■ Aim of the exercise
Go through the lines below. Copy those with "стандарта".
## START
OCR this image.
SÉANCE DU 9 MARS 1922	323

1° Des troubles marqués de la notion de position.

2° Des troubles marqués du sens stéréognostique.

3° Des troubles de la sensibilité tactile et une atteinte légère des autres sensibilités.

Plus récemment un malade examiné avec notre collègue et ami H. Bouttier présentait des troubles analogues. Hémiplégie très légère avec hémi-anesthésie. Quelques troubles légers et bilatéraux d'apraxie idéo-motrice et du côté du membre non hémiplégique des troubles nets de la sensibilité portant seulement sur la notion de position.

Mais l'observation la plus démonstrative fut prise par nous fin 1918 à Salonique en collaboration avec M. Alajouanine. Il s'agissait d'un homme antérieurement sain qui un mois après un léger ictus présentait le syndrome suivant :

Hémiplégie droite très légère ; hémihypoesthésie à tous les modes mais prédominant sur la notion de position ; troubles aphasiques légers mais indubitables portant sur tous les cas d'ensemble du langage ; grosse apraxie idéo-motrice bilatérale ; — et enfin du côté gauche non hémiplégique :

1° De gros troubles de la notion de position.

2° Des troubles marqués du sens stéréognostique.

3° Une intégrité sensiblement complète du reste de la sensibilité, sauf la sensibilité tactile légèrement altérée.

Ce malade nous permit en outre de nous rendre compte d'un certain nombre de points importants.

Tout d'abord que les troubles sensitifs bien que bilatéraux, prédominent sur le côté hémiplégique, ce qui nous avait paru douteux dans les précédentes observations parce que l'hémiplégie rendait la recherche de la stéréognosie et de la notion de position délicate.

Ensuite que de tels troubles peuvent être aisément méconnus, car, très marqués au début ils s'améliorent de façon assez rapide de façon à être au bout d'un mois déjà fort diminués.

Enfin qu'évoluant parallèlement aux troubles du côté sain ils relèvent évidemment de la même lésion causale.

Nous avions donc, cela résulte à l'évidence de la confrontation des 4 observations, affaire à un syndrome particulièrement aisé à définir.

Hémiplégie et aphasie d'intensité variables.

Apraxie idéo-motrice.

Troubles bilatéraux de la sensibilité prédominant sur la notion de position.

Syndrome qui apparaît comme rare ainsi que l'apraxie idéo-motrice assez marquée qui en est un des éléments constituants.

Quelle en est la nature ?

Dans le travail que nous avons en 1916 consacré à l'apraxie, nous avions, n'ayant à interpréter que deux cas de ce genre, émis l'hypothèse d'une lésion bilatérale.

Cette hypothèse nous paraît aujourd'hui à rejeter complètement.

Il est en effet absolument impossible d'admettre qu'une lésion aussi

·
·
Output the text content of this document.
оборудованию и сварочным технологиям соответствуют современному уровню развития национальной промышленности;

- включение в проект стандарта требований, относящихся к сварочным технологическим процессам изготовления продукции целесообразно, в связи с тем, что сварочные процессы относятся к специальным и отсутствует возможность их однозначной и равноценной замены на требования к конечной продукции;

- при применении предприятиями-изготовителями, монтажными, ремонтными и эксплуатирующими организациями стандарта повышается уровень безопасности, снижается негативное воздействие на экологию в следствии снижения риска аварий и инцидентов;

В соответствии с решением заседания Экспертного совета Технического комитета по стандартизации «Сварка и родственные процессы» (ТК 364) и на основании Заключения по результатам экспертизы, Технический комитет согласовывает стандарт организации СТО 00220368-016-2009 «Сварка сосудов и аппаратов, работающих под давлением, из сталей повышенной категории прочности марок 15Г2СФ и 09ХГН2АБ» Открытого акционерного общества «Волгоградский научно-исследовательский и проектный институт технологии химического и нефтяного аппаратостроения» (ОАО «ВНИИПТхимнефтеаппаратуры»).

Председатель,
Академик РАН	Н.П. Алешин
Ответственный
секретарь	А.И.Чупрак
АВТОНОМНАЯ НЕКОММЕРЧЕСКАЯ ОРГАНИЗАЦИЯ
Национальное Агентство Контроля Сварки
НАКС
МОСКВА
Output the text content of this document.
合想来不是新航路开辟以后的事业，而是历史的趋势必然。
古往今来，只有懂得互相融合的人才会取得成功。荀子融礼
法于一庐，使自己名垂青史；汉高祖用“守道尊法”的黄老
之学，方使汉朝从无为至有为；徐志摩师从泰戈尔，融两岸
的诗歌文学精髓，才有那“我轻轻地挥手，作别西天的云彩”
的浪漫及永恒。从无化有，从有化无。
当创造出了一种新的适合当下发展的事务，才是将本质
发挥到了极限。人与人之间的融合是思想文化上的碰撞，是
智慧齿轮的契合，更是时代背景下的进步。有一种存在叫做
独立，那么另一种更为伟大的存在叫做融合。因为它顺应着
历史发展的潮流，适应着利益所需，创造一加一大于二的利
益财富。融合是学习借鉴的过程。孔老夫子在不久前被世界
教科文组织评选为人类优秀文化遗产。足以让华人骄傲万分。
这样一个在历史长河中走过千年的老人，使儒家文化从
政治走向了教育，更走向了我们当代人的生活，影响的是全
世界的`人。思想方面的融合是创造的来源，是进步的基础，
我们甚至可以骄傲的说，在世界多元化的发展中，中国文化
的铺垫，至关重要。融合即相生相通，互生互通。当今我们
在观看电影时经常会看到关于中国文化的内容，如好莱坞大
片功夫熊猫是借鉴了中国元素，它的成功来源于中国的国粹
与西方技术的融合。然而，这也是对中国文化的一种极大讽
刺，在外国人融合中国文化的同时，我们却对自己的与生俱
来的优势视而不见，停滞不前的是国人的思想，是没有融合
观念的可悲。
## END
■ The output
- включение в проект стандарта требований, относящихся к сварочным технологическим процессам изготовления продукции целесообразно, в связи с тем, что сварочные процессы относятся к специальным и отсутствует возможность их однозначной и равноценной замены на требования к конечной продукции;
- при применении предприятиями-изготовителями, монтажными, ремонтными и эксплуатирующими организациями стандарта повышается уровень безопасности, снижается негативное воздействие на экологию в следствии снижения риска аварий и инцидентов;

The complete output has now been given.